Directive: Copy all the entries below exactly, but not the pictures.

Data items

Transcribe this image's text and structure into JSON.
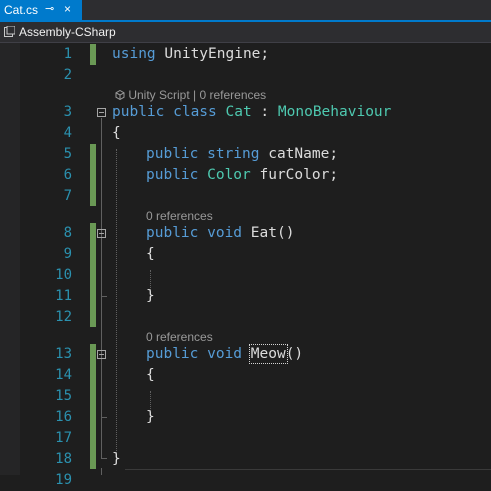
{
  "tab": {
    "label": "Cat.cs",
    "pin": "⊸",
    "close": "×"
  },
  "navbar": {
    "project": "Assembly-CSharp"
  },
  "line_numbers": [
    "1",
    "2",
    "3",
    "4",
    "5",
    "6",
    "7",
    "8",
    "9",
    "10",
    "11",
    "12",
    "13",
    "14",
    "15",
    "16",
    "17",
    "18",
    "19"
  ],
  "code": {
    "l1_kw": "using",
    "l1_rest": " UnityEngine;",
    "lens_class": "Unity Script | 0 references",
    "l3_kw": "public class ",
    "l3_name": "Cat",
    "l3_sep": " : ",
    "l3_base": "MonoBehaviour",
    "brace_open": "{",
    "brace_close": "}",
    "l5_kw": "public string ",
    "l5_rest": "catName;",
    "l6_kw": "public ",
    "l6_type": "Color",
    "l6_rest": " furColor;",
    "lens_eat": "0 references",
    "l8_kw": "public void ",
    "l8_name": "Eat",
    "l8_rest": "()",
    "lens_meow": "0 references",
    "l13_kw": "public void ",
    "l13_name": "Meow",
    "l13_rest": "()"
  }
}
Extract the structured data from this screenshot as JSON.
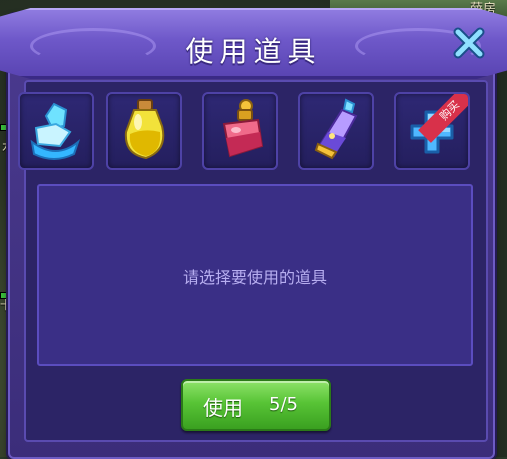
{
  "background": {
    "label_top_right": "薛房",
    "label_left_1": "水",
    "label_left_2": "卡巴"
  },
  "dialog": {
    "title": "使用道具",
    "close_icon": "close-x-icon",
    "description": "请选择要使用的道具",
    "use_button": {
      "label": "使用",
      "count": "5/5"
    }
  },
  "items": [
    {
      "name": "ice-crystal-item",
      "icon": "ice-crystal-icon"
    },
    {
      "name": "yellow-potion",
      "icon": "yellow-potion-icon"
    },
    {
      "name": "red-potion",
      "icon": "red-potion-icon"
    },
    {
      "name": "purple-elixir",
      "icon": "purple-elixir-icon"
    },
    {
      "name": "buy-slot",
      "icon": "plus-icon",
      "ribbon": "购买"
    }
  ],
  "colors": {
    "dialog_bg": "#3b2d7a",
    "title_bar": "#6e58c9",
    "use_button": "#58c436",
    "buy_ribbon": "#d8314a",
    "plus": "#4fb8ff"
  }
}
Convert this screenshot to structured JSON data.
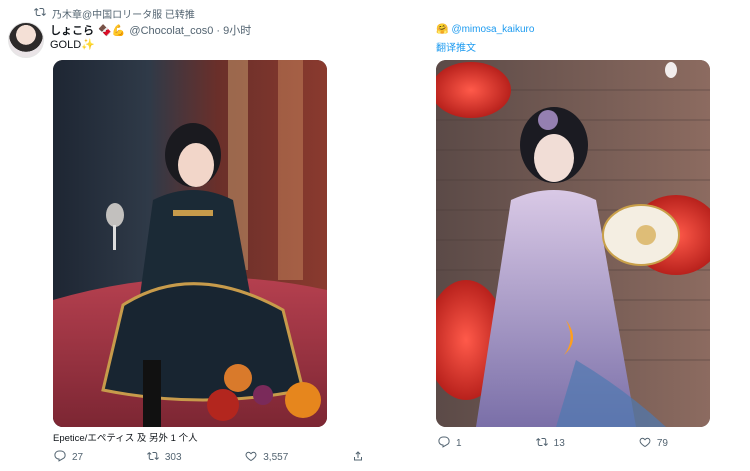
{
  "left_tweet": {
    "retweet_label": "乃木章@中国ロリータ服 已转推",
    "display_name": "しょこら",
    "name_emojis": "🍫💪",
    "handle_time": "@Chocolat_cos0 · 9小时",
    "text": "GOLD✨",
    "image_tags": "Epetice/エペティス 及 另外 1 个人",
    "actions": {
      "replies": "27",
      "retweets": "303",
      "likes": "3,557"
    }
  },
  "right_tweet": {
    "handle": "@mimosa_kaikuro",
    "handle_emoji": "🤗",
    "translate": "翻译推文",
    "actions": {
      "replies": "1",
      "retweets": "13",
      "likes": "79"
    }
  }
}
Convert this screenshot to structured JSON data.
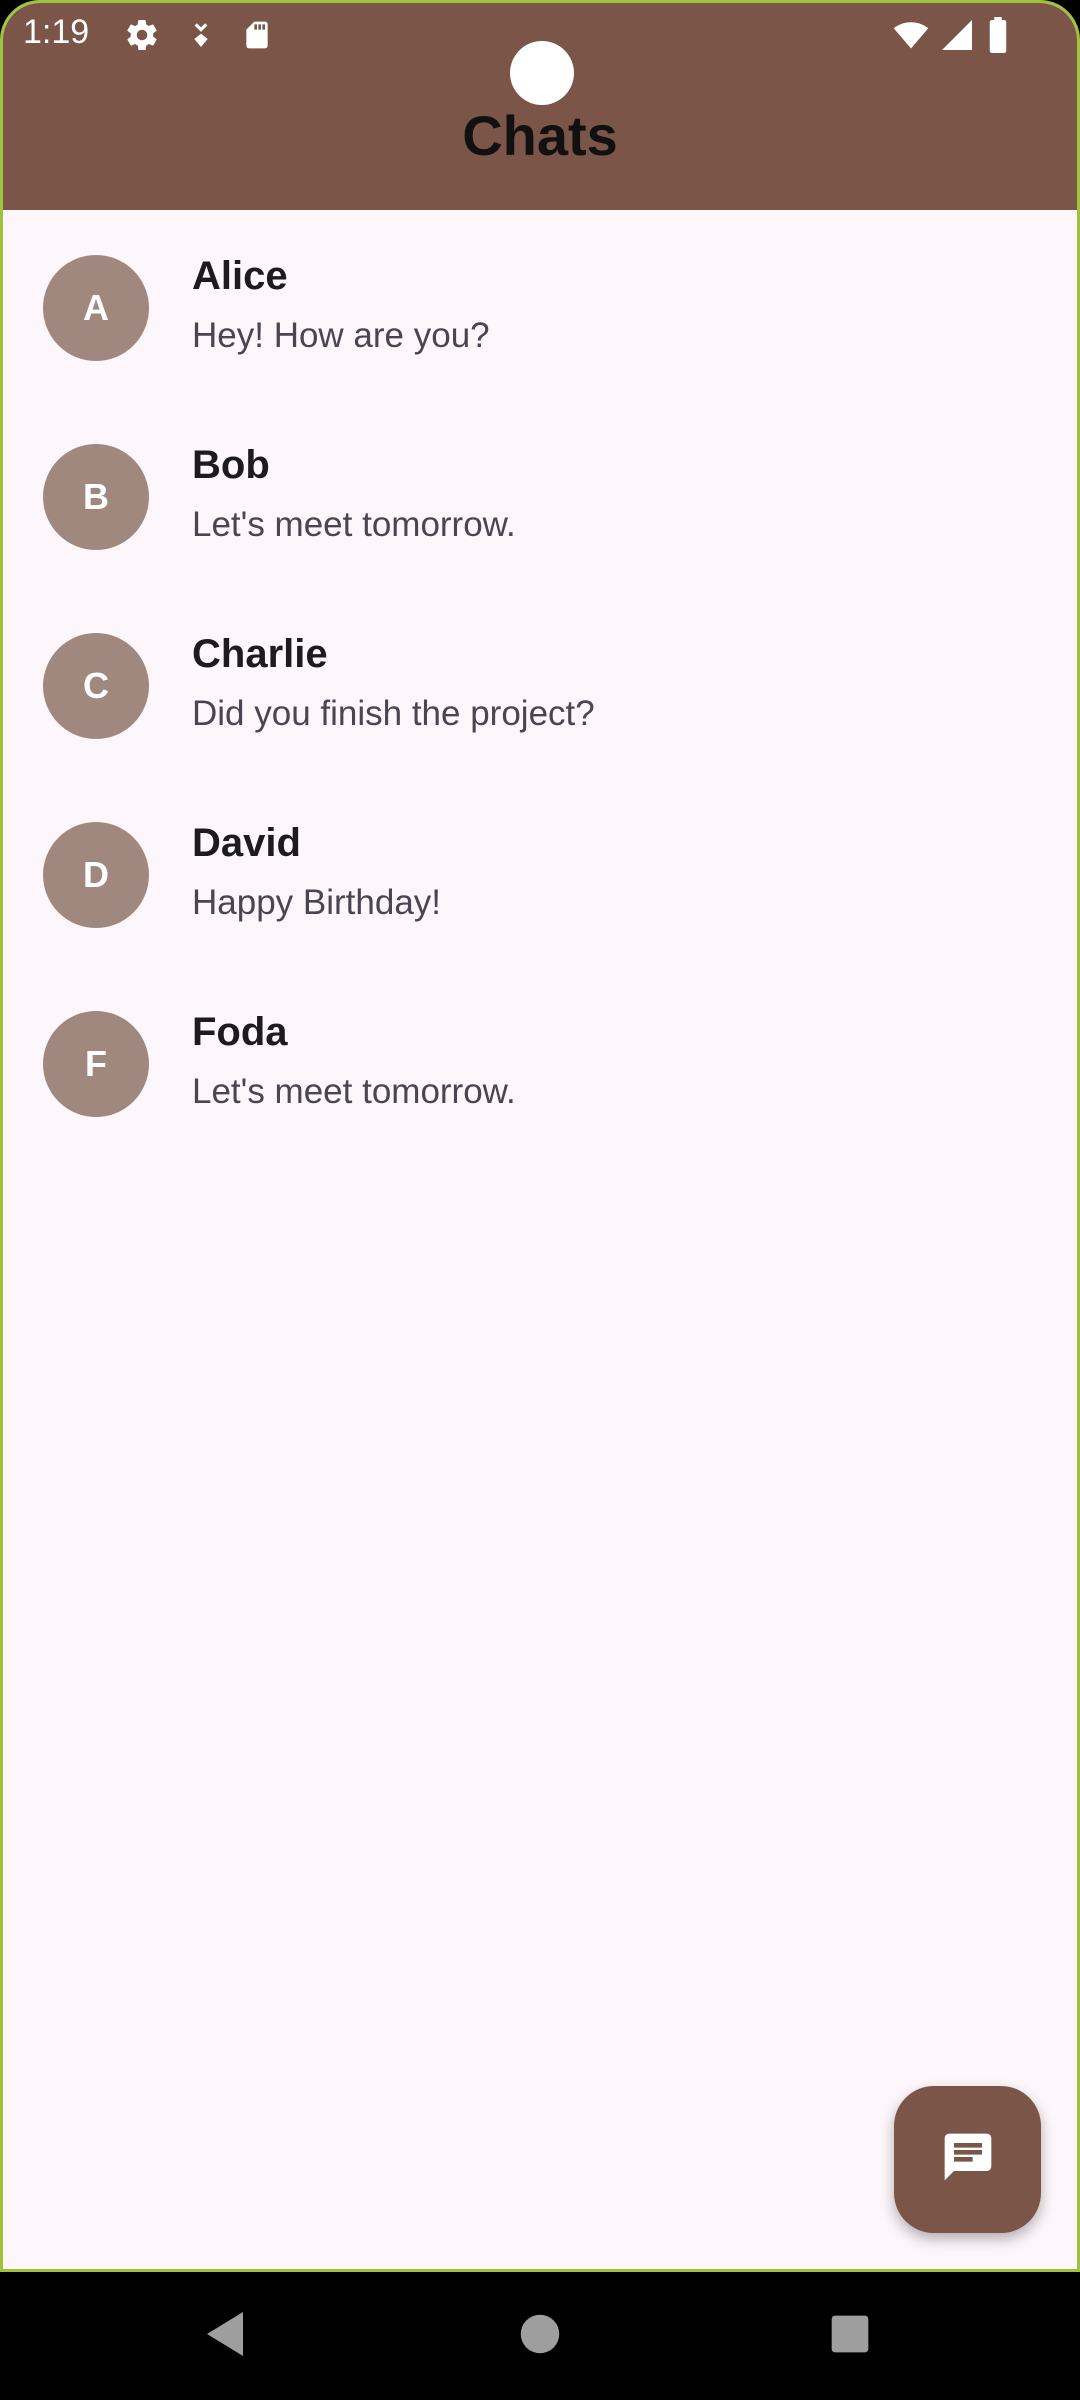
{
  "status_bar": {
    "time": "1:19",
    "left_icons": [
      "gear-icon",
      "download-icon",
      "sd-card-icon"
    ],
    "right_icons": [
      "wifi-icon",
      "signal-icon",
      "battery-icon"
    ]
  },
  "app_bar": {
    "title": "Chats",
    "color": "#7a5548"
  },
  "chats": [
    {
      "initial": "A",
      "name": "Alice",
      "message": "Hey! How are you?"
    },
    {
      "initial": "B",
      "name": "Bob",
      "message": "Let's meet tomorrow."
    },
    {
      "initial": "C",
      "name": "Charlie",
      "message": "Did you finish the project?"
    },
    {
      "initial": "D",
      "name": "David",
      "message": "Happy Birthday!"
    },
    {
      "initial": "F",
      "name": "Foda",
      "message": "Let's meet tomorrow."
    }
  ],
  "fab": {
    "icon": "message-icon"
  },
  "nav_bar": {
    "buttons": [
      "back-icon",
      "home-icon",
      "recents-icon"
    ]
  },
  "colors": {
    "accent": "#7a5548",
    "avatar": "#a1887f",
    "background": "#fdf7fc"
  }
}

Output for this exercise:
Transcribe this image's text and structure into JSON.
{
  "tab": {
    "label": "Cat.cs",
    "pin": "⊸",
    "close": "×"
  },
  "navbar": {
    "project": "Assembly-CSharp"
  },
  "line_numbers": [
    "1",
    "2",
    "3",
    "4",
    "5",
    "6",
    "7",
    "8",
    "9",
    "10",
    "11",
    "12",
    "13",
    "14",
    "15",
    "16",
    "17",
    "18",
    "19"
  ],
  "code": {
    "l1_kw": "using",
    "l1_rest": " UnityEngine;",
    "lens_class": "Unity Script | 0 references",
    "l3_kw": "public class ",
    "l3_name": "Cat",
    "l3_sep": " : ",
    "l3_base": "MonoBehaviour",
    "brace_open": "{",
    "brace_close": "}",
    "l5_kw": "public string ",
    "l5_rest": "catName;",
    "l6_kw": "public ",
    "l6_type": "Color",
    "l6_rest": " furColor;",
    "lens_eat": "0 references",
    "l8_kw": "public void ",
    "l8_name": "Eat",
    "l8_rest": "()",
    "lens_meow": "0 references",
    "l13_kw": "public void ",
    "l13_name": "Meow",
    "l13_rest": "()"
  }
}
Extract the structured data from this screenshot as JSON.
{
  "background": {
    "label_top_right": "薛房",
    "label_left_1": "水",
    "label_left_2": "卡巴"
  },
  "dialog": {
    "title": "使用道具",
    "close_icon": "close-x-icon",
    "description": "请选择要使用的道具",
    "use_button": {
      "label": "使用",
      "count": "5/5"
    }
  },
  "items": [
    {
      "name": "ice-crystal-item",
      "icon": "ice-crystal-icon"
    },
    {
      "name": "yellow-potion",
      "icon": "yellow-potion-icon"
    },
    {
      "name": "red-potion",
      "icon": "red-potion-icon"
    },
    {
      "name": "purple-elixir",
      "icon": "purple-elixir-icon"
    },
    {
      "name": "buy-slot",
      "icon": "plus-icon",
      "ribbon": "购买"
    }
  ],
  "colors": {
    "dialog_bg": "#3b2d7a",
    "title_bar": "#6e58c9",
    "use_button": "#58c436",
    "buy_ribbon": "#d8314a",
    "plus": "#4fb8ff"
  }
}
Convert this screenshot to structured JSON data.
{
  "left_tweet": {
    "retweet_label": "乃木章@中国ロリータ服 已转推",
    "display_name": "しょこら",
    "name_emojis": "🍫💪",
    "handle_time": "@Chocolat_cos0 · 9小时",
    "text": "GOLD✨",
    "image_tags": "Epetice/エペティス 及 另外 1 个人",
    "actions": {
      "replies": "27",
      "retweets": "303",
      "likes": "3,557"
    }
  },
  "right_tweet": {
    "handle": "@mimosa_kaikuro",
    "handle_emoji": "🤗",
    "translate": "翻译推文",
    "actions": {
      "replies": "1",
      "retweets": "13",
      "likes": "79"
    }
  }
}
Convert this screenshot to structured JSON data.
{
  "status_bar": {
    "time": "1:19",
    "left_icons": [
      "gear-icon",
      "download-icon",
      "sd-card-icon"
    ],
    "right_icons": [
      "wifi-icon",
      "signal-icon",
      "battery-icon"
    ]
  },
  "app_bar": {
    "title": "Chats",
    "color": "#7a5548"
  },
  "chats": [
    {
      "initial": "A",
      "name": "Alice",
      "message": "Hey! How are you?"
    },
    {
      "initial": "B",
      "name": "Bob",
      "message": "Let's meet tomorrow."
    },
    {
      "initial": "C",
      "name": "Charlie",
      "message": "Did you finish the project?"
    },
    {
      "initial": "D",
      "name": "David",
      "message": "Happy Birthday!"
    },
    {
      "initial": "F",
      "name": "Foda",
      "message": "Let's meet tomorrow."
    }
  ],
  "fab": {
    "icon": "message-icon"
  },
  "nav_bar": {
    "buttons": [
      "back-icon",
      "home-icon",
      "recents-icon"
    ]
  },
  "colors": {
    "accent": "#7a5548",
    "avatar": "#a1887f",
    "background": "#fdf7fc"
  }
}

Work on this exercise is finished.